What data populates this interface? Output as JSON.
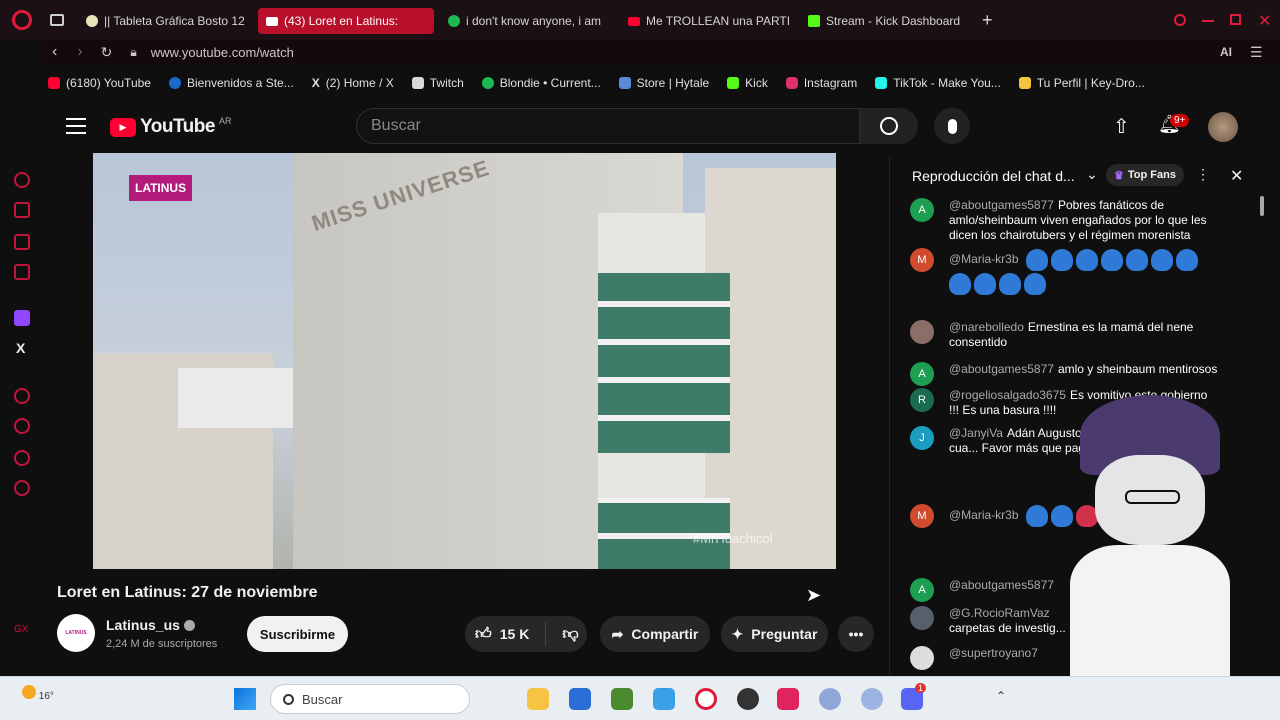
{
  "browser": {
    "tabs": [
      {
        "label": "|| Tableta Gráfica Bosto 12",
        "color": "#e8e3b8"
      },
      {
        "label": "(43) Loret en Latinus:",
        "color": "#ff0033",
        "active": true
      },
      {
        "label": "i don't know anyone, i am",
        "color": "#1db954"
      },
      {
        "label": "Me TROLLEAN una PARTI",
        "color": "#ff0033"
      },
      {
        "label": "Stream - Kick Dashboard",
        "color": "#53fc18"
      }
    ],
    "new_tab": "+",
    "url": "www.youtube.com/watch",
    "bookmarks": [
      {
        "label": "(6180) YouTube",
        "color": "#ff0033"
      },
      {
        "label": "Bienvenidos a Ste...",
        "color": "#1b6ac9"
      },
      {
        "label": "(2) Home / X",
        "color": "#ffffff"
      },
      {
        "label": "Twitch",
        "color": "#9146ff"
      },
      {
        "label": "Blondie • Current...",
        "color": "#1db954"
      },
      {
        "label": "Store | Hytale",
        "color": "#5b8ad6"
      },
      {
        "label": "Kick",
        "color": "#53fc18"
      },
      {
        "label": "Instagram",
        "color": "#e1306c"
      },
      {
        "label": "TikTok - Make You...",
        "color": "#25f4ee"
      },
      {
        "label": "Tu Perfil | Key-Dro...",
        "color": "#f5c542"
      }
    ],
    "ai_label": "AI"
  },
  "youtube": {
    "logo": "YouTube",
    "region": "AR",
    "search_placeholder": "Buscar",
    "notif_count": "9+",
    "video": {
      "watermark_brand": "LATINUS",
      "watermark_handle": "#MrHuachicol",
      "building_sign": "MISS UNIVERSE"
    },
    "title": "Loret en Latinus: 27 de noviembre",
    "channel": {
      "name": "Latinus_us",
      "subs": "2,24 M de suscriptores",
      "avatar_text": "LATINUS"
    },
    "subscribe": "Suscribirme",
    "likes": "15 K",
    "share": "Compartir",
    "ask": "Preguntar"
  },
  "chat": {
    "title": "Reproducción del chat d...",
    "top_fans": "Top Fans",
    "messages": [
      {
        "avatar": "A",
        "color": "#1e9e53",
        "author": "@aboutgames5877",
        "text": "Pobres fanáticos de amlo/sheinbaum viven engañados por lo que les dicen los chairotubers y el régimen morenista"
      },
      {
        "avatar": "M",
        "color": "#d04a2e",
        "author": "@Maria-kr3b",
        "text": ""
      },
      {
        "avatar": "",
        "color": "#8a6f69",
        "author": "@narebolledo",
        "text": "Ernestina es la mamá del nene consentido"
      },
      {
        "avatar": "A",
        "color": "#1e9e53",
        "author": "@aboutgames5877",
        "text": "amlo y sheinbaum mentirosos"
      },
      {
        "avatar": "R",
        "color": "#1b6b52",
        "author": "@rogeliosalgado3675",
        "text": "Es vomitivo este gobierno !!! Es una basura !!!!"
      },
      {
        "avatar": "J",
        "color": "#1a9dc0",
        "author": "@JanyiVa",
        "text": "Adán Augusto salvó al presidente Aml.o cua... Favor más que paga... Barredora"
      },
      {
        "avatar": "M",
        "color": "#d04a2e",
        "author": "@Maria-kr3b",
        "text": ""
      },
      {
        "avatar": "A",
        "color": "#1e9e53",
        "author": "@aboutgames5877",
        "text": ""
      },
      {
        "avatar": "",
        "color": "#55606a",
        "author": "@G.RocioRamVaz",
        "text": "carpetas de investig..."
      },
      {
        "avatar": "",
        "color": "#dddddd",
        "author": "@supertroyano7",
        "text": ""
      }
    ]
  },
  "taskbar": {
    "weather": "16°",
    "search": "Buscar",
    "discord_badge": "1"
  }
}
________________________________________
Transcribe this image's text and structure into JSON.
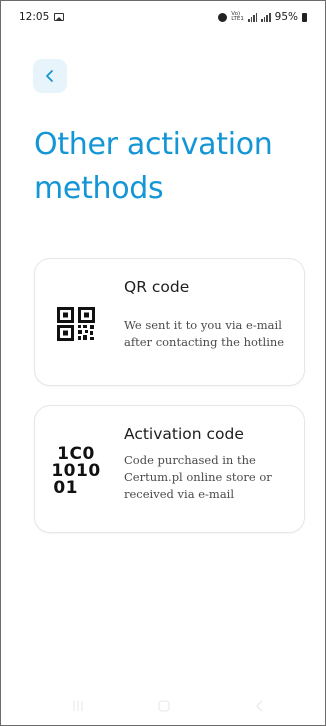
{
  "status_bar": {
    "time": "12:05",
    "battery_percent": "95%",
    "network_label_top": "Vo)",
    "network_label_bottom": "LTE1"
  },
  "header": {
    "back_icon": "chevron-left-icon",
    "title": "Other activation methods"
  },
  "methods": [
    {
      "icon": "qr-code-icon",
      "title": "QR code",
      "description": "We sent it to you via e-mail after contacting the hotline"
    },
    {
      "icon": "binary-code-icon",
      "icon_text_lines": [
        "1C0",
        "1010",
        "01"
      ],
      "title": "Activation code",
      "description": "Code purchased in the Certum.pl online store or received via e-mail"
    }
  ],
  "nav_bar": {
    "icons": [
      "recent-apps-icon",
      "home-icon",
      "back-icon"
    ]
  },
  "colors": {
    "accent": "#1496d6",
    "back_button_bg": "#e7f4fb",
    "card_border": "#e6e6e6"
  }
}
________________________________________
Required task => In the entries above, identify every line with the string "sheinbaum".

Answer for this exercise =>
        "text": "Pobres fanáticos de amlo/sheinbaum viven engañados por lo que les dicen los chairotubers y el régimen morenista"
        "text": "amlo y sheinbaum mentirosos"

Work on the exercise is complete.